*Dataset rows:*
■ ■ ■
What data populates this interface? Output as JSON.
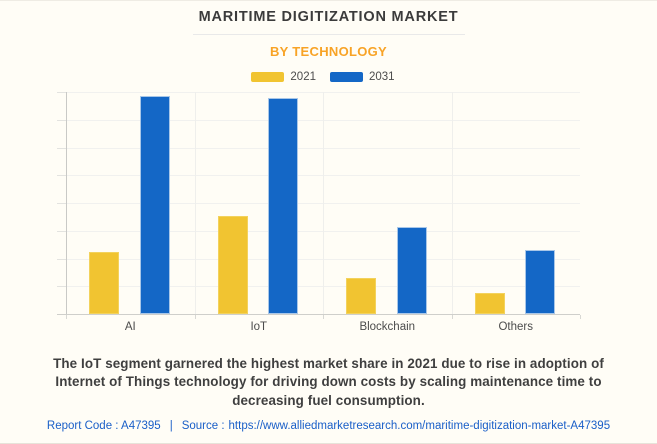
{
  "header": {
    "title": "MARITIME DIGITIZATION MARKET",
    "subtitle": "BY TECHNOLOGY"
  },
  "chart_data": {
    "type": "bar",
    "title": "MARITIME DIGITIZATION MARKET",
    "subtitle": "BY TECHNOLOGY",
    "categories": [
      "AI",
      "IoT",
      "Blockchain",
      "Others"
    ],
    "series": [
      {
        "name": "2021",
        "color": "#F1C431",
        "values": [
          2.25,
          3.55,
          1.3,
          0.75
        ]
      },
      {
        "name": "2031",
        "color": "#1467C6",
        "values": [
          7.85,
          7.8,
          3.15,
          2.3
        ]
      }
    ],
    "xlabel": "",
    "ylabel": "",
    "ylim": [
      0,
      8
    ],
    "y_tick_labels": [],
    "grid": true,
    "legend_position": "top"
  },
  "caption": {
    "lines": [
      "The IoT segment garnered the highest market share in 2021 due to rise in adoption of",
      "Internet of Things technology for driving down costs by scaling maintenance time to",
      "decreasing fuel consumption."
    ],
    "text": "The IoT segment garnered the highest market share in 2021 due to rise in adoption of Internet of Things technology for driving down costs by scaling maintenance time to decreasing fuel consumption."
  },
  "footer": {
    "report_code": "Report Code : A47395",
    "separator": "|",
    "source_label": "Source :",
    "source_url": "https://www.alliedmarketresearch.com/maritime-digitization-market-A47395"
  },
  "colors": {
    "background": "#FFFDF6",
    "accent_orange": "#F8A326",
    "bar_2021": "#F1C431",
    "bar_2031": "#1467C6",
    "footer_blue": "#1A5FC8",
    "title_text": "#3B3B3B",
    "caption_text": "#3F3F3F"
  }
}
■ ■ ■
*EXERCISE INSTRUCTIONS:* Report how many lines of the data hold the string "costs"; give only the number.

*FINAL ANSWER:* 2